RECORDED DATA:
========

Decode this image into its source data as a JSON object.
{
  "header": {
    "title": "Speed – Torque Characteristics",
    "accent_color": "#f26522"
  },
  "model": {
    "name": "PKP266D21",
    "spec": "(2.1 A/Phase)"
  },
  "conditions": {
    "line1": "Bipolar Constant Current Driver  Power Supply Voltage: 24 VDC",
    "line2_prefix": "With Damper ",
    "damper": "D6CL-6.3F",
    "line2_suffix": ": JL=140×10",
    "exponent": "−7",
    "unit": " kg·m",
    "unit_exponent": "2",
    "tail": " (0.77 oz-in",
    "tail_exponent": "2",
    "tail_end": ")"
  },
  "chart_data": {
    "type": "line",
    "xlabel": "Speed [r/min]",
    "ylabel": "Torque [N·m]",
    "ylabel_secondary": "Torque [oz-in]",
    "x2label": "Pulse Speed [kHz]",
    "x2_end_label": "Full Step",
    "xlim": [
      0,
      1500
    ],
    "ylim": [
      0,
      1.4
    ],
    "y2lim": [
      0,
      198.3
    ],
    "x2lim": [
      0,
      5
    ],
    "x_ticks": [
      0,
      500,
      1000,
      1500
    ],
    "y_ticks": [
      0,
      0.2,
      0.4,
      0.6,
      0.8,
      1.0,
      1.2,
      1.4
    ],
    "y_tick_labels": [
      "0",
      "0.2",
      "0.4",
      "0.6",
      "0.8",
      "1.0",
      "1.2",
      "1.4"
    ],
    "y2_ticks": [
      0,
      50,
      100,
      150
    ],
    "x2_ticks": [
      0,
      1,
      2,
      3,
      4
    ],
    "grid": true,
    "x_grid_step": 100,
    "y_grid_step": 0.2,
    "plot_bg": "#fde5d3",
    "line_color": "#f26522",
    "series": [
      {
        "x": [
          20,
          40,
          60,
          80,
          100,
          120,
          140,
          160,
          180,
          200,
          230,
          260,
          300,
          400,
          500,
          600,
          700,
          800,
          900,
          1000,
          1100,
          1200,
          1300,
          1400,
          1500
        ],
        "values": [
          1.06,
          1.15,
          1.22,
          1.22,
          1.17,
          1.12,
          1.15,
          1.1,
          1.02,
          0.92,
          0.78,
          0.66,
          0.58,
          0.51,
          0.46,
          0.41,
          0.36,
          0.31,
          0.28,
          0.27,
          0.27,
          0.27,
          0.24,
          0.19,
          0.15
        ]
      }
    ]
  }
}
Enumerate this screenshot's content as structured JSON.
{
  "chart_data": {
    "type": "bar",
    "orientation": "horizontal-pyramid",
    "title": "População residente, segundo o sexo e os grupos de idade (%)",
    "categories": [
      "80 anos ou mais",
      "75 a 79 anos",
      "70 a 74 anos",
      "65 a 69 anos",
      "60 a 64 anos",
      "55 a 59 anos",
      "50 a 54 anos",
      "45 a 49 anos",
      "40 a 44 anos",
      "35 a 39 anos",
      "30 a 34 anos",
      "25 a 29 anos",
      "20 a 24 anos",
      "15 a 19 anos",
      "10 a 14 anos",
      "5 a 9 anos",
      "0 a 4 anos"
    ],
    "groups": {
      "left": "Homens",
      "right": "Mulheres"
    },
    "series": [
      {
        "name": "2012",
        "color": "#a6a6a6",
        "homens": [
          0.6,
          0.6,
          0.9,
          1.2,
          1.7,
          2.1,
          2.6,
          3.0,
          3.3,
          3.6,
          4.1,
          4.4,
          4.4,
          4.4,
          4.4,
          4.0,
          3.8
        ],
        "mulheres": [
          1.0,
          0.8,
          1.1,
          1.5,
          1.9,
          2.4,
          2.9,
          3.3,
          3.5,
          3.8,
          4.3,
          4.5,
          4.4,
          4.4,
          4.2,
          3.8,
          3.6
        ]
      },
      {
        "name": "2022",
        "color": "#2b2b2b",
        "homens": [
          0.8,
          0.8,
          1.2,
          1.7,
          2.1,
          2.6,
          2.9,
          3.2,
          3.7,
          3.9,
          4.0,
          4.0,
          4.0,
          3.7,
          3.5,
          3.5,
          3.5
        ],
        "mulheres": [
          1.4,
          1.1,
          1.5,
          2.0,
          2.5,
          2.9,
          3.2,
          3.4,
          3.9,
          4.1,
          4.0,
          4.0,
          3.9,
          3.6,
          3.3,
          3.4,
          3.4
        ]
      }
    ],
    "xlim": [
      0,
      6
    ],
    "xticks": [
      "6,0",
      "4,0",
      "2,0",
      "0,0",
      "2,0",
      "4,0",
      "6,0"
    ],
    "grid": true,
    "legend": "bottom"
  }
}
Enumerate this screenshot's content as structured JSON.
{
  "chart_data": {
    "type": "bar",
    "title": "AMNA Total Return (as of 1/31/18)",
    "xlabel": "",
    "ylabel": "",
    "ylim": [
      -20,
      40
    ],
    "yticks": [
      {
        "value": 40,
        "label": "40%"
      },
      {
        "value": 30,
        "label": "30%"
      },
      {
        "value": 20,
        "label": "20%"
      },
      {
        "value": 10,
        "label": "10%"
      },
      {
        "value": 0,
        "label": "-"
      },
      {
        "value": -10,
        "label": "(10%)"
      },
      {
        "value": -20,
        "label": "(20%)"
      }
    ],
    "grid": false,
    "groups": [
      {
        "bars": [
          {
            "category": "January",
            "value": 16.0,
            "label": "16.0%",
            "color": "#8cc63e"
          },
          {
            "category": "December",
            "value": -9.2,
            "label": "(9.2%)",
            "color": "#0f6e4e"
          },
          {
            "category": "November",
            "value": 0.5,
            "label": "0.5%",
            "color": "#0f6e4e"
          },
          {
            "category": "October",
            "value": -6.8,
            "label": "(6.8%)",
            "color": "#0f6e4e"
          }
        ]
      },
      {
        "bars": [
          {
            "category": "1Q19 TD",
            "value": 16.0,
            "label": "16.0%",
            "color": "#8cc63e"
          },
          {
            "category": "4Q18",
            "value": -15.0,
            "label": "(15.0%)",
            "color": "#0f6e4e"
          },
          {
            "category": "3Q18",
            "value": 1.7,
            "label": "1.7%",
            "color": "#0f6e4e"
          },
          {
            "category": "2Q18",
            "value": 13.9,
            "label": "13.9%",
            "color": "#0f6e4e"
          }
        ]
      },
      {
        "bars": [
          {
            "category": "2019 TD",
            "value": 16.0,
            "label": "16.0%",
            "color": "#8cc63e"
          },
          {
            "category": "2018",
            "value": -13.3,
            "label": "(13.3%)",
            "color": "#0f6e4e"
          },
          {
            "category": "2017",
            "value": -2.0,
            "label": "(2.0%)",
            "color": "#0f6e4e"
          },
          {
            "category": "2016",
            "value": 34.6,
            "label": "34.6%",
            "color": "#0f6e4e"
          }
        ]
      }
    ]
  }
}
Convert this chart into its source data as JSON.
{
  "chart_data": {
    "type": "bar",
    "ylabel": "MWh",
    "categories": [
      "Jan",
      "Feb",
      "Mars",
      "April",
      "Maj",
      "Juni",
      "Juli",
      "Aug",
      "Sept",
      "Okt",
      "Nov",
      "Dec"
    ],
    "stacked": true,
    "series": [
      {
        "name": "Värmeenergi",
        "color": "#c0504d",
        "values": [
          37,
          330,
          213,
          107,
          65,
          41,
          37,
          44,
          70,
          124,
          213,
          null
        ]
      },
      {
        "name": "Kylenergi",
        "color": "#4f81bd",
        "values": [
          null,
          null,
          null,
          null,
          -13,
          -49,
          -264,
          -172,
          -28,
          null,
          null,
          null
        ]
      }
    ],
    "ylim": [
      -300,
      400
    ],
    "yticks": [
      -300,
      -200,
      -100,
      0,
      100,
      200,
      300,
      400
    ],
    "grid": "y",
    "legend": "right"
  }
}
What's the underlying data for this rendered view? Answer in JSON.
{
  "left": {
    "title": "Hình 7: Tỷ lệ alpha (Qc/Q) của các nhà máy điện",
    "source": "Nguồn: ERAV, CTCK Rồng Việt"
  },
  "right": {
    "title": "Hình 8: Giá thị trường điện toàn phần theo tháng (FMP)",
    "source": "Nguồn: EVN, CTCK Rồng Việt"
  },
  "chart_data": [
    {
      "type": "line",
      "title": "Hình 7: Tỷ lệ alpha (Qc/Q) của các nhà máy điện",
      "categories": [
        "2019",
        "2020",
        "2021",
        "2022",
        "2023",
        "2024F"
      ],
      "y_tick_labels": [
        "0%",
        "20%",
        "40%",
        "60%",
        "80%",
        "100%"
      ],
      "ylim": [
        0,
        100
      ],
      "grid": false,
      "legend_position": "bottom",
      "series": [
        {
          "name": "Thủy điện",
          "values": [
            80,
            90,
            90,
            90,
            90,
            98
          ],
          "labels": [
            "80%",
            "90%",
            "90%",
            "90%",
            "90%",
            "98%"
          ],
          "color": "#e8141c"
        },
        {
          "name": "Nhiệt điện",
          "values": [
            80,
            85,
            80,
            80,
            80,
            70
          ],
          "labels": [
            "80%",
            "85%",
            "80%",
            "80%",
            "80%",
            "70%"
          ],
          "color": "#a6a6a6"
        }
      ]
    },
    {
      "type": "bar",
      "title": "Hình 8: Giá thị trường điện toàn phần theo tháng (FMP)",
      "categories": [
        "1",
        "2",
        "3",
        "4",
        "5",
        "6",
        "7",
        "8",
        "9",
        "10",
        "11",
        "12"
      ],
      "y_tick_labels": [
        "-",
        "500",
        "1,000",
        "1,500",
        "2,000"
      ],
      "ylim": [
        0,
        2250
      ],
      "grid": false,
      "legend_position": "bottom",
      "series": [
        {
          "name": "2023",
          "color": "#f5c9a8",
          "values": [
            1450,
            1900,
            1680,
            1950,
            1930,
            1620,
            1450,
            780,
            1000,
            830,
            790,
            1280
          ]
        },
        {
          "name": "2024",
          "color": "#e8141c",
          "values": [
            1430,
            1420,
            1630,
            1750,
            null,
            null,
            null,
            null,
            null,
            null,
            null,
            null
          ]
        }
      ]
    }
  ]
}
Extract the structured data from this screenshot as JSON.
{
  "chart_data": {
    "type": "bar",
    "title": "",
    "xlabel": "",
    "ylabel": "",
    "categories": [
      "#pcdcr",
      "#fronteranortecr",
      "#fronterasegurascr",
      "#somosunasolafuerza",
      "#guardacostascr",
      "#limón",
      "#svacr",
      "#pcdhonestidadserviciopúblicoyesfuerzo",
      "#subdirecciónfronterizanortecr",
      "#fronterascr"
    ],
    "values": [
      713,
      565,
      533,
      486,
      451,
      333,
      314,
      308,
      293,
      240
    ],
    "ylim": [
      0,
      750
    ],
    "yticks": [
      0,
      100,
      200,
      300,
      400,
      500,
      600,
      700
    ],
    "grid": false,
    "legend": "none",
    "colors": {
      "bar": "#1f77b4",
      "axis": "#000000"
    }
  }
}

========

WHAT YOU ARE ASKED TO DO:
Using the listing above, pull out all lines that hold the word "this".

EXPECTED ANSWER:
Decode this image into its source data as a JSON object.
Enumerate this screenshot's content as structured JSON.
Enumerate this screenshot's content as structured JSON.
Convert this chart into its source data as JSON.
What's the underlying data for this rendered view? Answer in JSON.
Extract the structured data from this screenshot as JSON.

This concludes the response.